EXERCISE OBJECTIVE: All lines below must be repeated exactly, with the pictures omitted.

RAW RECORDS:

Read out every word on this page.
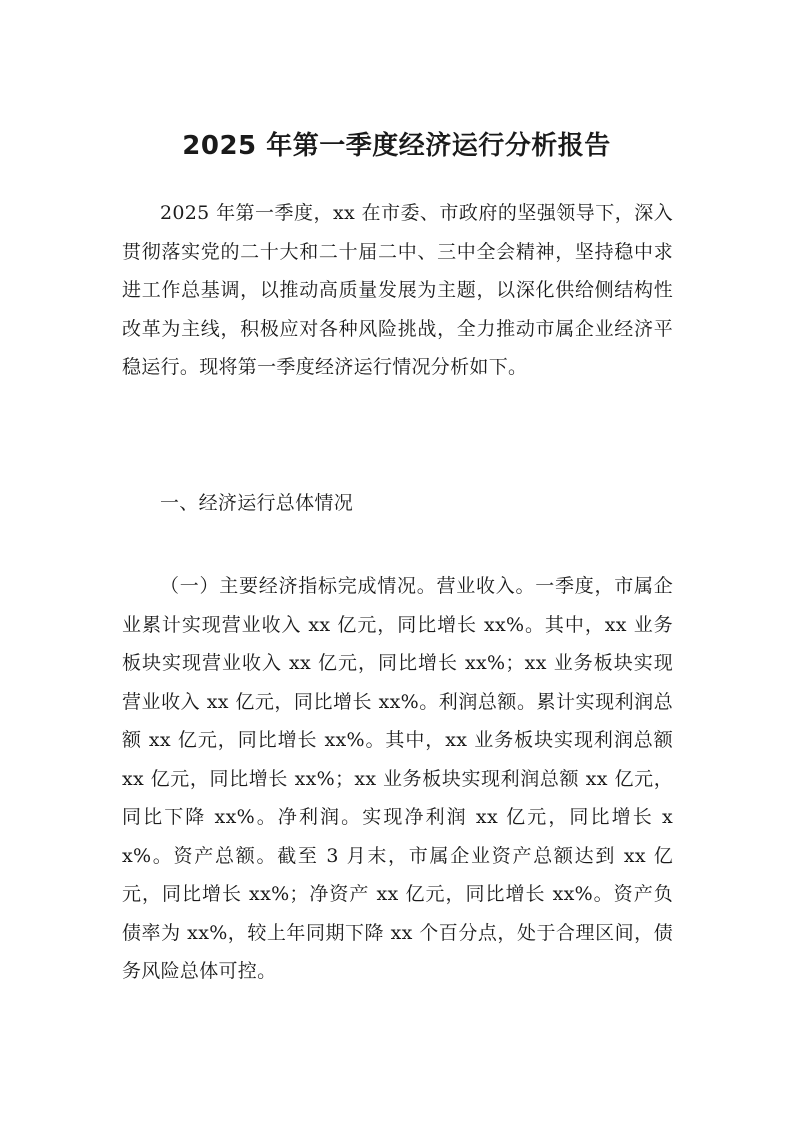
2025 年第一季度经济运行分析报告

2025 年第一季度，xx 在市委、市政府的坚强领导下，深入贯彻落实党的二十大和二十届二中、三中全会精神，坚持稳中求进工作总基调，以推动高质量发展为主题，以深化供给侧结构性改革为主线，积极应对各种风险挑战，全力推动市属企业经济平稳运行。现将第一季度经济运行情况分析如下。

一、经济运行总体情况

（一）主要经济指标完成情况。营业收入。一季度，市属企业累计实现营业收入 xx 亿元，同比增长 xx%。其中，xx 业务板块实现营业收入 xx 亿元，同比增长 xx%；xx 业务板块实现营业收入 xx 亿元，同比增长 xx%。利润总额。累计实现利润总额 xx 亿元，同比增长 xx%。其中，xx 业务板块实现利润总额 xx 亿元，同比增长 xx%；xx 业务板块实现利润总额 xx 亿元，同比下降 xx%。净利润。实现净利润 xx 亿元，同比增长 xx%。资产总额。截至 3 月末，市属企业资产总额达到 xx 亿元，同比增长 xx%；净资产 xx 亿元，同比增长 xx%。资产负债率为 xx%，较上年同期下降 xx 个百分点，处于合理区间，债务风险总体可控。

EXERCISE SOLUTION:
Read out every word on this page.
2025 年第一季度经济运行分析报告

2025 年第一季度，xx 在市委、市政府的坚强领导下，深入贯彻落实党的二十大和二十届二中、三中全会精神，坚持稳中求进工作总基调，以推动高质量发展为主题，以深化供给侧结构性改革为主线，积极应对各种风险挑战，全力推动市属企业经济平稳运行。现将第一季度经济运行情况分析如下。

一、经济运行总体情况

（一）主要经济指标完成情况。营业收入。一季度，市属企业累计实现营业收入 xx 亿元，同比增长 xx%。其中，xx 业务板块实现营业收入 xx 亿元，同比增长 xx%；xx 业务板块实现营业收入 xx 亿元，同比增长 xx%。利润总额。累计实现利润总额 xx 亿元，同比增长 xx%。其中，xx 业务板块实现利润总额 xx 亿元，同比增长 xx%；xx 业务板块实现利润总额 xx 亿元，同比下降 xx%。净利润。实现净利润 xx 亿元，同比增长 xx%。资产总额。截至 3 月末，市属企业资产总额达到 xx 亿元，同比增长 xx%；净资产 xx 亿元，同比增长 xx%。资产负债率为 xx%，较上年同期下降 xx 个百分点，处于合理区间，债务风险总体可控。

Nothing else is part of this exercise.